#### AIM
Reproduce, without any changes, the part of the data that opens with the line containing "- Text: 10: 10: [42, 390, 52, 398]" and closes with the line containing "Decompose this screenshot", including both of those lines.
= = = = =
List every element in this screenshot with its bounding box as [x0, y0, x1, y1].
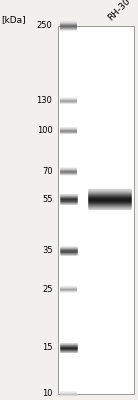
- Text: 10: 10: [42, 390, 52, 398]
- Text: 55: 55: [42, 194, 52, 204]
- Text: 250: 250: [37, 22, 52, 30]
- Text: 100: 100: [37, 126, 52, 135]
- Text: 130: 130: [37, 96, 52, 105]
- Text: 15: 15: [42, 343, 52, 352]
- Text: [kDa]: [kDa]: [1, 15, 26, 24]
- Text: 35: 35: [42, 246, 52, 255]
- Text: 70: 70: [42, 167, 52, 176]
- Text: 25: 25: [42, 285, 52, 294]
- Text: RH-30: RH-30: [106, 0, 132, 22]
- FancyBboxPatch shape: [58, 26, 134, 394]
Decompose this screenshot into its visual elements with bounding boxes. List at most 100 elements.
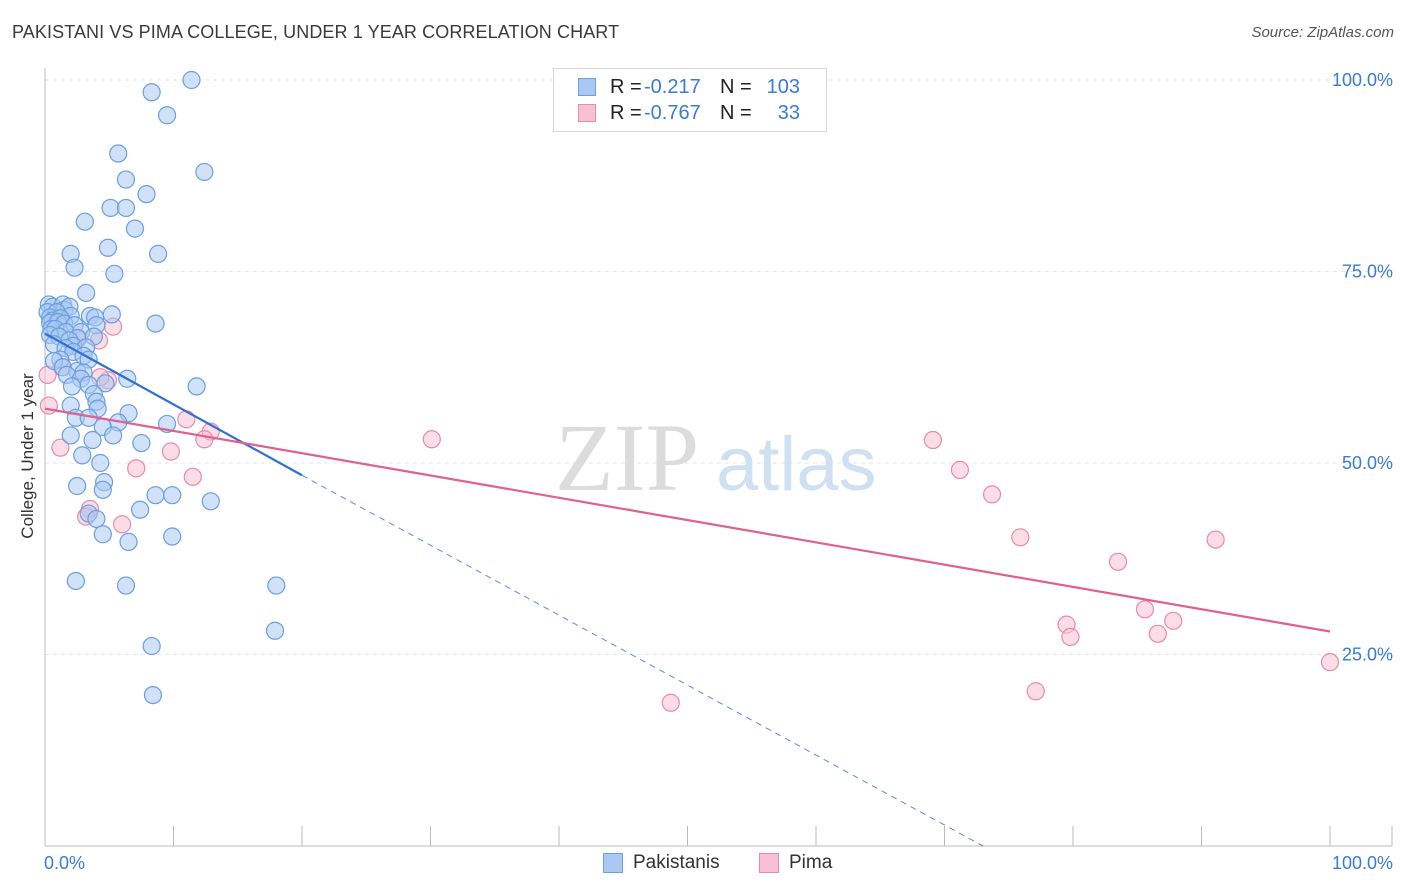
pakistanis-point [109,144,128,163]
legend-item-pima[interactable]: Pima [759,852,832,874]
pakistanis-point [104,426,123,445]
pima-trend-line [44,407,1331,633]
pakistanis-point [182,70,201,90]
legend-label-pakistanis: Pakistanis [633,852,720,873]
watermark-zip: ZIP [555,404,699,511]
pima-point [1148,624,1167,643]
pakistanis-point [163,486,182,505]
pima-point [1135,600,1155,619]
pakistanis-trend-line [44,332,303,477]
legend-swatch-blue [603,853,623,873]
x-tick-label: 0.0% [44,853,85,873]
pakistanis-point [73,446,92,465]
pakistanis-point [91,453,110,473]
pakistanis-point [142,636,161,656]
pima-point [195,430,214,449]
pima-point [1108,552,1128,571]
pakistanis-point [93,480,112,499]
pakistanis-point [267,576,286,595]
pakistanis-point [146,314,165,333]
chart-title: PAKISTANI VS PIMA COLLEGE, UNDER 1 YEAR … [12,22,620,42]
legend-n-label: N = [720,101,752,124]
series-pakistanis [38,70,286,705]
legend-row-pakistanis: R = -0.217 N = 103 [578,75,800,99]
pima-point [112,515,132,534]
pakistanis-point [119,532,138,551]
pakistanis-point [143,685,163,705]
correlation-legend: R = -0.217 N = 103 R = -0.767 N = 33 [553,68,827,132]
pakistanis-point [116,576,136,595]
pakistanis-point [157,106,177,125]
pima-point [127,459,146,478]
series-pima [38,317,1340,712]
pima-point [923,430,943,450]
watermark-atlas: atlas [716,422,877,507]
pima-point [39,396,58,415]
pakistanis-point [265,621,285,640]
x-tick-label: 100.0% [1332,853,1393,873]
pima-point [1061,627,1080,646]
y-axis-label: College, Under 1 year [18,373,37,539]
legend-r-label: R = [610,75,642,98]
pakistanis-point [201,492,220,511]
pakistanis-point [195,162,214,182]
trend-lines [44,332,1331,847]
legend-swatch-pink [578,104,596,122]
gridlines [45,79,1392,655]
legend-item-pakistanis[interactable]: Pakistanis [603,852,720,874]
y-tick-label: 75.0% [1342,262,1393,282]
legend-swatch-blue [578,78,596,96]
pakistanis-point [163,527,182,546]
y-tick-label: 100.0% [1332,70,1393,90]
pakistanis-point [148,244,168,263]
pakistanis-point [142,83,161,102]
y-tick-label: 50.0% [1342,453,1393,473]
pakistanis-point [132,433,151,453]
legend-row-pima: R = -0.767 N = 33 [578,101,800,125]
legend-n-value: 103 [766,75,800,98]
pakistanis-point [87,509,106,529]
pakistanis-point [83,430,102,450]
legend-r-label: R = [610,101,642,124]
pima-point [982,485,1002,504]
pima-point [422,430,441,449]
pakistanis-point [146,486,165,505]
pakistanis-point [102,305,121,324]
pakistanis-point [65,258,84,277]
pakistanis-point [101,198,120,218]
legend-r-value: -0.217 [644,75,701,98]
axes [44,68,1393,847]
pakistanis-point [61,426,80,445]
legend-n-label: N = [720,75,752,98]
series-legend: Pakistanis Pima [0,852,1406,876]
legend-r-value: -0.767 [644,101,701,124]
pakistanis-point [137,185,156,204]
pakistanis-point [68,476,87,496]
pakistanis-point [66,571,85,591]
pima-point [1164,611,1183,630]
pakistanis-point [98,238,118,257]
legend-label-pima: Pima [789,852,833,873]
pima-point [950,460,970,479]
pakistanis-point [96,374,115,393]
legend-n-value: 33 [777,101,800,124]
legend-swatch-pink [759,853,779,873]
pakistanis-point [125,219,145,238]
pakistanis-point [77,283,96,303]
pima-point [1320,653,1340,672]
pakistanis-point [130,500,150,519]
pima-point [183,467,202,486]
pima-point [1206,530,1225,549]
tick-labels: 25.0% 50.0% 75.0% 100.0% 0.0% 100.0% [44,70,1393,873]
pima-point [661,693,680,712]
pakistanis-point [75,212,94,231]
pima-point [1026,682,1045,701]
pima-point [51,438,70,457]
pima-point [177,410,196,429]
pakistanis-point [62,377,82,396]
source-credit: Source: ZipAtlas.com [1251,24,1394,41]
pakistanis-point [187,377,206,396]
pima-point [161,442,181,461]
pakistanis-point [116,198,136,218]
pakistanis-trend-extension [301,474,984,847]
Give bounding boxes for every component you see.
= = = = =
#### RESPONSE TO THE TASK
- Text: 10: 10: [42, 390, 52, 398]
- Text: 55: 55: [42, 194, 52, 204]
- Text: 250: 250: [37, 22, 52, 30]
- Text: 100: 100: [37, 126, 52, 135]
- Text: 130: 130: [37, 96, 52, 105]
- Text: 15: 15: [42, 343, 52, 352]
- Text: [kDa]: [kDa]: [1, 15, 26, 24]
- Text: 35: 35: [42, 246, 52, 255]
- Text: 70: 70: [42, 167, 52, 176]
- Text: 25: 25: [42, 285, 52, 294]
- Text: RH-30: RH-30: [106, 0, 132, 22]
- FancyBboxPatch shape: [58, 26, 134, 394]
Decompose this screenshot into its visual elements with bounding boxes. List at most 100 elements.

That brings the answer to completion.